:: YOUR OBJECTIVE ::
Could you write out the records below exactly as they appear, leaving out any pictures?

** Begin SUPPLIED RECORDS **

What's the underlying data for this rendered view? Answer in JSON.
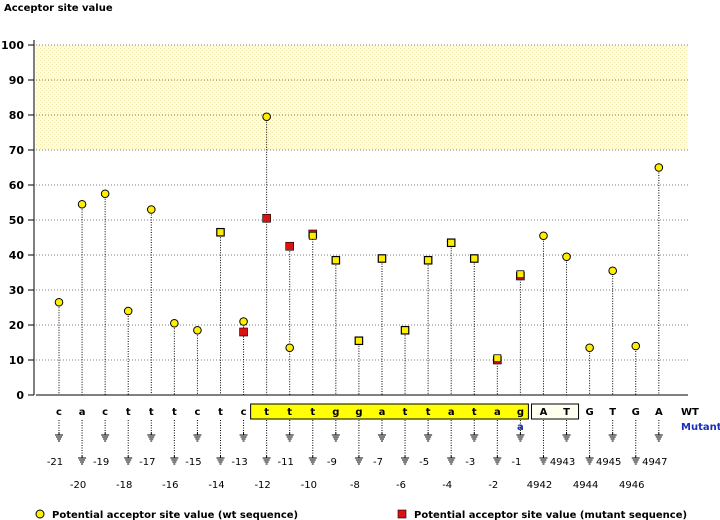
{
  "chart_data": {
    "type": "scatter",
    "ylabel": "Acceptor site value",
    "ylim": [
      0,
      100
    ],
    "yticks": [
      0,
      10,
      20,
      30,
      40,
      50,
      60,
      70,
      80,
      90,
      100
    ],
    "highlight_band": [
      70,
      100
    ],
    "grid": "horizontal dashed",
    "positions": [
      {
        "wt": "c",
        "label": "-21",
        "wt_value": 26.5,
        "mut_value": null
      },
      {
        "wt": "a",
        "label": "-20",
        "wt_value": 54.5,
        "mut_value": null
      },
      {
        "wt": "c",
        "label": "-19",
        "wt_value": 57.5,
        "mut_value": null
      },
      {
        "wt": "t",
        "label": "-18",
        "wt_value": 24.0,
        "mut_value": null
      },
      {
        "wt": "t",
        "label": "-17",
        "wt_value": 53.0,
        "mut_value": null
      },
      {
        "wt": "t",
        "label": "-16",
        "wt_value": 20.5,
        "mut_value": null
      },
      {
        "wt": "c",
        "label": "-15",
        "wt_value": 18.5,
        "mut_value": null
      },
      {
        "wt": "t",
        "label": "-14",
        "wt_value": 46.5,
        "mut_value": 46.5
      },
      {
        "wt": "c",
        "label": "-13",
        "wt_value": 21.0,
        "mut_value": 18.0
      },
      {
        "wt": "t",
        "label": "-12",
        "wt_value": 79.5,
        "mut_value": 50.5
      },
      {
        "wt": "t",
        "label": "-11",
        "wt_value": 13.5,
        "mut_value": 42.5
      },
      {
        "wt": "t",
        "label": "-10",
        "wt_value": 45.5,
        "mut_value": 46.0
      },
      {
        "wt": "g",
        "label": "-9",
        "wt_value": 38.5,
        "mut_value": 38.5
      },
      {
        "wt": "g",
        "label": "-8",
        "wt_value": 15.5,
        "mut_value": 15.5
      },
      {
        "wt": "a",
        "label": "-7",
        "wt_value": 39.0,
        "mut_value": 39.0
      },
      {
        "wt": "t",
        "label": "-6",
        "wt_value": 18.5,
        "mut_value": 18.5
      },
      {
        "wt": "t",
        "label": "-5",
        "wt_value": 38.5,
        "mut_value": 38.5
      },
      {
        "wt": "a",
        "label": "-4",
        "wt_value": 43.5,
        "mut_value": 43.5
      },
      {
        "wt": "t",
        "label": "-3",
        "wt_value": 39.0,
        "mut_value": 39.0
      },
      {
        "wt": "a",
        "label": "-2",
        "wt_value": 10.5,
        "mut_value": 10.0
      },
      {
        "wt": "g",
        "label": "-1",
        "wt_value": 34.5,
        "mut_value": 34.0
      },
      {
        "wt": "A",
        "label": "4942",
        "wt_value": 45.5,
        "mut_value": null
      },
      {
        "wt": "T",
        "label": "4943",
        "wt_value": 39.5,
        "mut_value": null
      },
      {
        "wt": "G",
        "label": "4944",
        "wt_value": 13.5,
        "mut_value": null
      },
      {
        "wt": "T",
        "label": "4945",
        "wt_value": 35.5,
        "mut_value": null
      },
      {
        "wt": "G",
        "label": "4946",
        "wt_value": 14.0,
        "mut_value": null
      },
      {
        "wt": "A",
        "label": "4947",
        "wt_value": 65.0,
        "mut_value": null
      }
    ],
    "mutant_base": {
      "index": 20,
      "base": "a"
    },
    "yellow_box_range": [
      9,
      20
    ],
    "white_box_range": [
      21,
      22
    ],
    "row_labels": {
      "wt": "WT",
      "mutant": "Mutant"
    },
    "legend": [
      {
        "label": "Potential acceptor site value (wt sequence)",
        "marker": "circle"
      },
      {
        "label": "Potential acceptor site value (mutant sequence)",
        "marker": "square"
      }
    ],
    "colors": {
      "wt_marker": "#ffee00",
      "mut_marker": "#dd1111",
      "band": "#fffad0",
      "box": "#ffff00",
      "mutant_text": "#1a2fb8",
      "grid": "#000000"
    }
  }
}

** End SUPPLIED RECORDS **

:: SOLUTION TO THIS TASK ::
What's the underlying data for this rendered view? Answer in JSON.
{
  "chart_data": {
    "type": "scatter",
    "ylabel": "Acceptor site value",
    "ylim": [
      0,
      100
    ],
    "yticks": [
      0,
      10,
      20,
      30,
      40,
      50,
      60,
      70,
      80,
      90,
      100
    ],
    "highlight_band": [
      70,
      100
    ],
    "grid": "horizontal dashed",
    "positions": [
      {
        "wt": "c",
        "label": "-21",
        "wt_value": 26.5,
        "mut_value": null
      },
      {
        "wt": "a",
        "label": "-20",
        "wt_value": 54.5,
        "mut_value": null
      },
      {
        "wt": "c",
        "label": "-19",
        "wt_value": 57.5,
        "mut_value": null
      },
      {
        "wt": "t",
        "label": "-18",
        "wt_value": 24.0,
        "mut_value": null
      },
      {
        "wt": "t",
        "label": "-17",
        "wt_value": 53.0,
        "mut_value": null
      },
      {
        "wt": "t",
        "label": "-16",
        "wt_value": 20.5,
        "mut_value": null
      },
      {
        "wt": "c",
        "label": "-15",
        "wt_value": 18.5,
        "mut_value": null
      },
      {
        "wt": "t",
        "label": "-14",
        "wt_value": 46.5,
        "mut_value": 46.5
      },
      {
        "wt": "c",
        "label": "-13",
        "wt_value": 21.0,
        "mut_value": 18.0
      },
      {
        "wt": "t",
        "label": "-12",
        "wt_value": 79.5,
        "mut_value": 50.5
      },
      {
        "wt": "t",
        "label": "-11",
        "wt_value": 13.5,
        "mut_value": 42.5
      },
      {
        "wt": "t",
        "label": "-10",
        "wt_value": 45.5,
        "mut_value": 46.0
      },
      {
        "wt": "g",
        "label": "-9",
        "wt_value": 38.5,
        "mut_value": 38.5
      },
      {
        "wt": "g",
        "label": "-8",
        "wt_value": 15.5,
        "mut_value": 15.5
      },
      {
        "wt": "a",
        "label": "-7",
        "wt_value": 39.0,
        "mut_value": 39.0
      },
      {
        "wt": "t",
        "label": "-6",
        "wt_value": 18.5,
        "mut_value": 18.5
      },
      {
        "wt": "t",
        "label": "-5",
        "wt_value": 38.5,
        "mut_value": 38.5
      },
      {
        "wt": "a",
        "label": "-4",
        "wt_value": 43.5,
        "mut_value": 43.5
      },
      {
        "wt": "t",
        "label": "-3",
        "wt_value": 39.0,
        "mut_value": 39.0
      },
      {
        "wt": "a",
        "label": "-2",
        "wt_value": 10.5,
        "mut_value": 10.0
      },
      {
        "wt": "g",
        "label": "-1",
        "wt_value": 34.5,
        "mut_value": 34.0
      },
      {
        "wt": "A",
        "label": "4942",
        "wt_value": 45.5,
        "mut_value": null
      },
      {
        "wt": "T",
        "label": "4943",
        "wt_value": 39.5,
        "mut_value": null
      },
      {
        "wt": "G",
        "label": "4944",
        "wt_value": 13.5,
        "mut_value": null
      },
      {
        "wt": "T",
        "label": "4945",
        "wt_value": 35.5,
        "mut_value": null
      },
      {
        "wt": "G",
        "label": "4946",
        "wt_value": 14.0,
        "mut_value": null
      },
      {
        "wt": "A",
        "label": "4947",
        "wt_value": 65.0,
        "mut_value": null
      }
    ],
    "mutant_base": {
      "index": 20,
      "base": "a"
    },
    "yellow_box_range": [
      9,
      20
    ],
    "white_box_range": [
      21,
      22
    ],
    "row_labels": {
      "wt": "WT",
      "mutant": "Mutant"
    },
    "legend": [
      {
        "label": "Potential acceptor site value (wt sequence)",
        "marker": "circle"
      },
      {
        "label": "Potential acceptor site value (mutant sequence)",
        "marker": "square"
      }
    ],
    "colors": {
      "wt_marker": "#ffee00",
      "mut_marker": "#dd1111",
      "band": "#fffad0",
      "box": "#ffff00",
      "mutant_text": "#1a2fb8",
      "grid": "#000000"
    }
  }
}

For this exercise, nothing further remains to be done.